**Exercise details**
Copy out each line of the data that holds the word "mill".

**Dataset entries**
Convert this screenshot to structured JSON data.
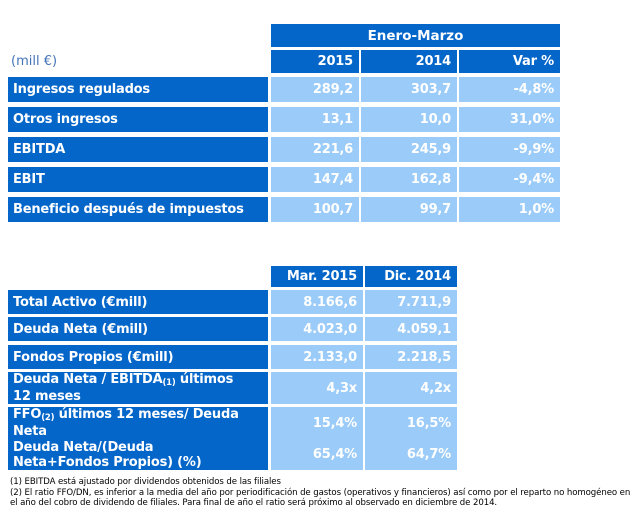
{
  "colors": {
    "header_blue": "#0566CA",
    "cell_blue": "#9BCBF8",
    "unit_text_blue": "#4374B9",
    "value_text": "#FFFFFF",
    "footnote_text": "#000000",
    "page_background": "#FFFFFF"
  },
  "table1": {
    "unit_label": "(mill €)",
    "period_header": "Enero-Marzo",
    "columns": [
      "2015",
      "2014",
      "Var %"
    ],
    "rows": [
      {
        "label": "Ingresos regulados",
        "values": [
          "289,2",
          "303,7",
          "-4,8%"
        ]
      },
      {
        "label": "Otros ingresos",
        "values": [
          "13,1",
          "10,0",
          "31,0%"
        ]
      },
      {
        "label": "EBITDA",
        "values": [
          "221,6",
          "245,9",
          "-9,9%"
        ]
      },
      {
        "label": "EBIT",
        "values": [
          "147,4",
          "162,8",
          "-9,4%"
        ]
      },
      {
        "label": "Beneficio después de impuestos",
        "values": [
          "100,7",
          "99,7",
          "1,0%"
        ]
      }
    ]
  },
  "table2": {
    "columns": [
      "Mar. 2015",
      "Dic. 2014"
    ],
    "rows": [
      {
        "label_parts": [
          {
            "text": "Total Activo (€mill)"
          }
        ],
        "values": [
          "8.166,6",
          "7.711,9"
        ]
      },
      {
        "label_parts": [
          {
            "text": "Deuda Neta (€mill)"
          }
        ],
        "values": [
          "4.023,0",
          "4.059,1"
        ]
      },
      {
        "label_parts": [
          {
            "text": "Fondos Propios (€mill)"
          }
        ],
        "values": [
          "2.133,0",
          "2.218,5"
        ]
      },
      {
        "label_parts": [
          {
            "text": "Deuda Neta / EBITDA"
          },
          {
            "text": "(1)",
            "sub": true
          },
          {
            "text": " últimos\n12 meses"
          }
        ],
        "values": [
          "4,3x",
          "4,2x"
        ]
      },
      {
        "label_parts": [
          {
            "text": "FFO"
          },
          {
            "text": "(2)",
            "sub": true
          },
          {
            "text": " últimos 12 meses/ Deuda\nNeta"
          }
        ],
        "values": [
          "15,4%",
          "16,5%"
        ]
      },
      {
        "label_parts": [
          {
            "text": "Deuda Neta/(Deuda\nNeta+Fondos Propios) (%)"
          }
        ],
        "values": [
          "65,4%",
          "64,7%"
        ]
      }
    ]
  },
  "footnotes": [
    "(1) EBITDA está ajustado por dividendos obtenidos de las filiales",
    "(2) El ratio FFO/DN, es inferior a la media del año por periodificación de gastos (operativos y financieros) así como por el reparto no homogéneo en el año del cobro de dividendo de filiales. Para final de año el ratio será próximo al observado en diciembre de 2014."
  ]
}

**Expected output**
    "unit_label": "(mill €)",
            "text": "Total Activo (€mill)"
            "text": "Deuda Neta (€mill)"
            "text": "Fondos Propios (€mill)"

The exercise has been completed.